Saved entries:
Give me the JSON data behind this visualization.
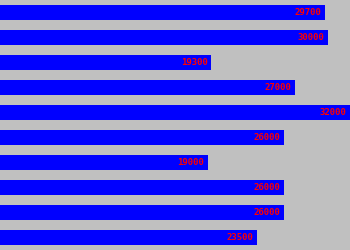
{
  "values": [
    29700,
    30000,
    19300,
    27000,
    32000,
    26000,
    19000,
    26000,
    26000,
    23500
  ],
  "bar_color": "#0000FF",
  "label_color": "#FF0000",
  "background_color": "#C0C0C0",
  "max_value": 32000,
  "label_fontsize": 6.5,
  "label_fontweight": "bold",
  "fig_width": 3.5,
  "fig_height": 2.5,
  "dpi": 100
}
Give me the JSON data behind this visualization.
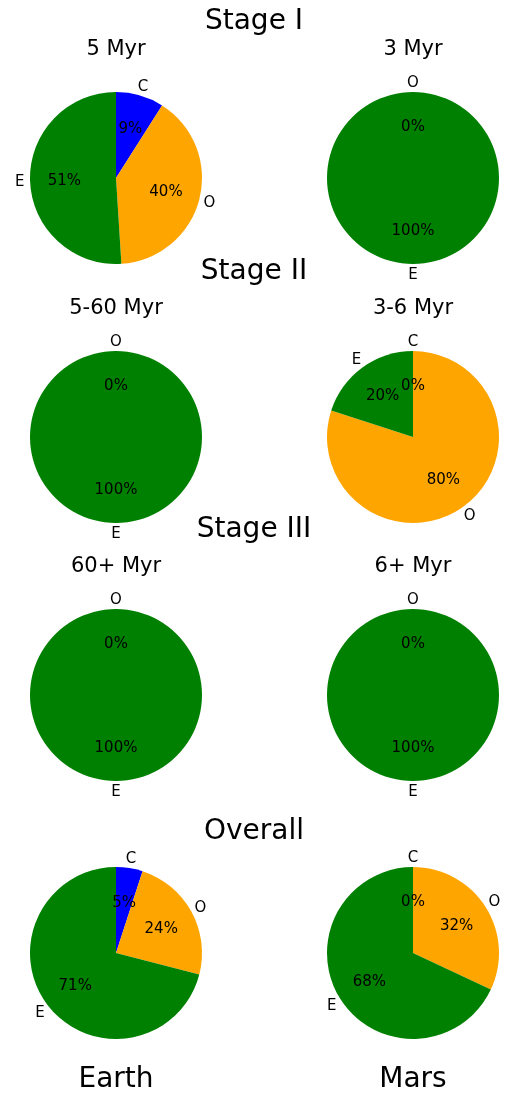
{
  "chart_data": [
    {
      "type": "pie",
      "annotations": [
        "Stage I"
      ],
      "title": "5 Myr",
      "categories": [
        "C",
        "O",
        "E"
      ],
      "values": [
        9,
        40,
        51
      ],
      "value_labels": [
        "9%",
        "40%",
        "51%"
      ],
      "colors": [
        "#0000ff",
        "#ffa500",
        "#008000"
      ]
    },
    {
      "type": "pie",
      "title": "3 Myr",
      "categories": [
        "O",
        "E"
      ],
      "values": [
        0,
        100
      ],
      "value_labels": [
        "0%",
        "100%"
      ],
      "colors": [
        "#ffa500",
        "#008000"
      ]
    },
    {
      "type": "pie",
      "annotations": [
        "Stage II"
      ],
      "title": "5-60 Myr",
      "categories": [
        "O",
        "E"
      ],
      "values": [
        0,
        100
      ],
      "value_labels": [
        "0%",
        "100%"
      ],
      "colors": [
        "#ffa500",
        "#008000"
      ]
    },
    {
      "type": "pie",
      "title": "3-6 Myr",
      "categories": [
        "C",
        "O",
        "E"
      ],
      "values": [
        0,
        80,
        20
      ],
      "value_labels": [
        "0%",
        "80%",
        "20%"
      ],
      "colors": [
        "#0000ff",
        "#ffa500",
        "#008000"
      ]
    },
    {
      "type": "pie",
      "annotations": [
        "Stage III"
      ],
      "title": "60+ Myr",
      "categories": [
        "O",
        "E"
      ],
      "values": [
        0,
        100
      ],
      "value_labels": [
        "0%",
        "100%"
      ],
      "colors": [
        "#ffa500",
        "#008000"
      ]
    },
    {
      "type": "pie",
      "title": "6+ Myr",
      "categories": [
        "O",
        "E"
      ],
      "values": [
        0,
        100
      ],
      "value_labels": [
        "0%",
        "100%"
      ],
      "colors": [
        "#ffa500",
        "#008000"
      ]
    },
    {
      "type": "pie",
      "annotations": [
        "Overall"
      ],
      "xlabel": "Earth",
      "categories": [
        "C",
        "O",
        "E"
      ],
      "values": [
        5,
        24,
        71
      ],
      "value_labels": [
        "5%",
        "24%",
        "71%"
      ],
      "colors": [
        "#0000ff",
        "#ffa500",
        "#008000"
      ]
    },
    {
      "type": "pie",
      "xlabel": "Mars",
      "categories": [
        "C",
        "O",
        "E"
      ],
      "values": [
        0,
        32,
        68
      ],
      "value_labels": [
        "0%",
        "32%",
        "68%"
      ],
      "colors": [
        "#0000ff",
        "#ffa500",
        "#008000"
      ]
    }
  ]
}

### Written instruction
In the copy, include no pictures; restate the listing above exactly.

### Answer to this exercise
Give me the JSON data behind this visualization.
{
  "values": [
    29700,
    30000,
    19300,
    27000,
    32000,
    26000,
    19000,
    26000,
    26000,
    23500
  ],
  "bar_color": "#0000FF",
  "label_color": "#FF0000",
  "background_color": "#C0C0C0",
  "max_value": 32000,
  "label_fontsize": 6.5,
  "label_fontweight": "bold",
  "fig_width": 3.5,
  "fig_height": 2.5,
  "dpi": 100
}
Give me the JSON data behind this visualization.
{
  "chart_data": [
    {
      "type": "pie",
      "annotations": [
        "Stage I"
      ],
      "title": "5 Myr",
      "categories": [
        "C",
        "O",
        "E"
      ],
      "values": [
        9,
        40,
        51
      ],
      "value_labels": [
        "9%",
        "40%",
        "51%"
      ],
      "colors": [
        "#0000ff",
        "#ffa500",
        "#008000"
      ]
    },
    {
      "type": "pie",
      "title": "3 Myr",
      "categories": [
        "O",
        "E"
      ],
      "values": [
        0,
        100
      ],
      "value_labels": [
        "0%",
        "100%"
      ],
      "colors": [
        "#ffa500",
        "#008000"
      ]
    },
    {
      "type": "pie",
      "annotations": [
        "Stage II"
      ],
      "title": "5-60 Myr",
      "categories": [
        "O",
        "E"
      ],
      "values": [
        0,
        100
      ],
      "value_labels": [
        "0%",
        "100%"
      ],
      "colors": [
        "#ffa500",
        "#008000"
      ]
    },
    {
      "type": "pie",
      "title": "3-6 Myr",
      "categories": [
        "C",
        "O",
        "E"
      ],
      "values": [
        0,
        80,
        20
      ],
      "value_labels": [
        "0%",
        "80%",
        "20%"
      ],
      "colors": [
        "#0000ff",
        "#ffa500",
        "#008000"
      ]
    },
    {
      "type": "pie",
      "annotations": [
        "Stage III"
      ],
      "title": "60+ Myr",
      "categories": [
        "O",
        "E"
      ],
      "values": [
        0,
        100
      ],
      "value_labels": [
        "0%",
        "100%"
      ],
      "colors": [
        "#ffa500",
        "#008000"
      ]
    },
    {
      "type": "pie",
      "title": "6+ Myr",
      "categories": [
        "O",
        "E"
      ],
      "values": [
        0,
        100
      ],
      "value_labels": [
        "0%",
        "100%"
      ],
      "colors": [
        "#ffa500",
        "#008000"
      ]
    },
    {
      "type": "pie",
      "annotations": [
        "Overall"
      ],
      "xlabel": "Earth",
      "categories": [
        "C",
        "O",
        "E"
      ],
      "values": [
        5,
        24,
        71
      ],
      "value_labels": [
        "5%",
        "24%",
        "71%"
      ],
      "colors": [
        "#0000ff",
        "#ffa500",
        "#008000"
      ]
    },
    {
      "type": "pie",
      "xlabel": "Mars",
      "categories": [
        "C",
        "O",
        "E"
      ],
      "values": [
        0,
        32,
        68
      ],
      "value_labels": [
        "0%",
        "32%",
        "68%"
      ],
      "colors": [
        "#0000ff",
        "#ffa500",
        "#008000"
      ]
    }
  ]
}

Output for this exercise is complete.